-- START AVAILABLE DATA --

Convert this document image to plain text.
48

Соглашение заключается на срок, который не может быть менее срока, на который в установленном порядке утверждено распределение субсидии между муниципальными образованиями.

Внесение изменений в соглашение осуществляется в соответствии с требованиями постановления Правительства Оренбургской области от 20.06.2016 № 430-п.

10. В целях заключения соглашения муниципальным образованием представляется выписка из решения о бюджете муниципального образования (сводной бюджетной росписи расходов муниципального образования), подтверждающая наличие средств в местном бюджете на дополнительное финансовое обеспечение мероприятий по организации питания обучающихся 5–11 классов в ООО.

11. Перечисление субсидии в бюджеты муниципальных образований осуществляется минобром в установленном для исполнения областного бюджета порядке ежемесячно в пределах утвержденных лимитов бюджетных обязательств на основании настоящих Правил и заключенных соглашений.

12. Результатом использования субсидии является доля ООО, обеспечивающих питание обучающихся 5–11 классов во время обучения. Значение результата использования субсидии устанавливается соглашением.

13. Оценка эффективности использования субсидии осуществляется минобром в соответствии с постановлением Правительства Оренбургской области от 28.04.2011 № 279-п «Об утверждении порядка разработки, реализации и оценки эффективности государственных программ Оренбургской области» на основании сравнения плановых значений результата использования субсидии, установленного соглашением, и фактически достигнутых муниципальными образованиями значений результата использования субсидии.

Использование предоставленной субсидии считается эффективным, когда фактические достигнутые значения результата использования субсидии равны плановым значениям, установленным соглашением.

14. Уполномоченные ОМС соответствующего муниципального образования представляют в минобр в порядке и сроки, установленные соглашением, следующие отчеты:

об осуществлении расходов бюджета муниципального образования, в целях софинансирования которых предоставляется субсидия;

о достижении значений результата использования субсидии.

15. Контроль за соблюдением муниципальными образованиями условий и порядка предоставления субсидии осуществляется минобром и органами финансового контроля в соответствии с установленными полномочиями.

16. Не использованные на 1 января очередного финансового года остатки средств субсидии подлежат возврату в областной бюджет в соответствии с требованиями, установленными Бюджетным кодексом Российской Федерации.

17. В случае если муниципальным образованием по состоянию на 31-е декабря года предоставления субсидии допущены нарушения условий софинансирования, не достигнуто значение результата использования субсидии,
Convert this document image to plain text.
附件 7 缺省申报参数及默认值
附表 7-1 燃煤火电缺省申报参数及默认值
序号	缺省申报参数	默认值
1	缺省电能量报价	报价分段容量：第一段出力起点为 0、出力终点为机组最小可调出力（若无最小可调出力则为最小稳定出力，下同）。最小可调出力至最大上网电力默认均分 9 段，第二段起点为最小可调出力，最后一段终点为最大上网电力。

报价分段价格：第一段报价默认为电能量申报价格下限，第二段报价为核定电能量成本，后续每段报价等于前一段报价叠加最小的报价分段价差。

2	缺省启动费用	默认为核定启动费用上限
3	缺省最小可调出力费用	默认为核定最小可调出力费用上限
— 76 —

-- END AVAILABLE DATA --

STATED GOAL: Word for word, extract all the records.

SOLUTION BELOW:
Convert this document image to plain text.
48

Соглашение заключается на срок, который не может быть менее срока, на который в установленном порядке утверждено распределение субсидии между муниципальными образованиями.

Внесение изменений в соглашение осуществляется в соответствии с требованиями постановления Правительства Оренбургской области от 20.06.2016 № 430-п.

10. В целях заключения соглашения муниципальным образованием представляется выписка из решения о бюджете муниципального образования (сводной бюджетной росписи расходов муниципального образования), подтверждающая наличие средств в местном бюджете на дополнительное финансовое обеспечение мероприятий по организации питания обучающихся 5–11 классов в ООО.

11. Перечисление субсидии в бюджеты муниципальных образований осуществляется минобром в установленном для исполнения областного бюджета порядке ежемесячно в пределах утвержденных лимитов бюджетных обязательств на основании настоящих Правил и заключенных соглашений.

12. Результатом использования субсидии является доля ООО, обеспечивающих питание обучающихся 5–11 классов во время обучения. Значение результата использования субсидии устанавливается соглашением.

13. Оценка эффективности использования субсидии осуществляется минобром в соответствии с постановлением Правительства Оренбургской области от 28.04.2011 № 279-п «Об утверждении порядка разработки, реализации и оценки эффективности государственных программ Оренбургской области» на основании сравнения плановых значений результата использования субсидии, установленного соглашением, и фактически достигнутых муниципальными образованиями значений результата использования субсидии.

Использование предоставленной субсидии считается эффективным, когда фактические достигнутые значения результата использования субсидии равны плановым значениям, установленным соглашением.

14. Уполномоченные ОМС соответствующего муниципального образования представляют в минобр в порядке и сроки, установленные соглашением, следующие отчеты:

об осуществлении расходов бюджета муниципального образования, в целях софинансирования которых предоставляется субсидия;

о достижении значений результата использования субсидии.

15. Контроль за соблюдением муниципальными образованиями условий и порядка предоставления субсидии осуществляется минобром и органами финансового контроля в соответствии с установленными полномочиями.

16. Не использованные на 1 января очередного финансового года остатки средств субсидии подлежат возврату в областной бюджет в соответствии с требованиями, установленными Бюджетным кодексом Российской Федерации.

17. В случае если муниципальным образованием по состоянию на 31-е декабря года предоставления субсидии допущены нарушения условий софинансирования, не достигнуто значение результата использования субсидии,
Convert this document image to plain text.
附件 7 缺省申报参数及默认值
附表 7-1 燃煤火电缺省申报参数及默认值
序号	缺省申报参数	默认值
1	缺省电能量报价	报价分段容量：第一段出力起点为 0、出力终点为机组最小可调出力（若无最小可调出力则为最小稳定出力，下同）。最小可调出力至最大上网电力默认均分 9 段，第二段起点为最小可调出力，最后一段终点为最大上网电力。

报价分段价格：第一段报价默认为电能量申报价格下限，第二段报价为核定电能量成本，后续每段报价等于前一段报价叠加最小的报价分段价差。

2	缺省启动费用	默认为核定启动费用上限
3	缺省最小可调出力费用	默认为核定最小可调出力费用上限
— 76 —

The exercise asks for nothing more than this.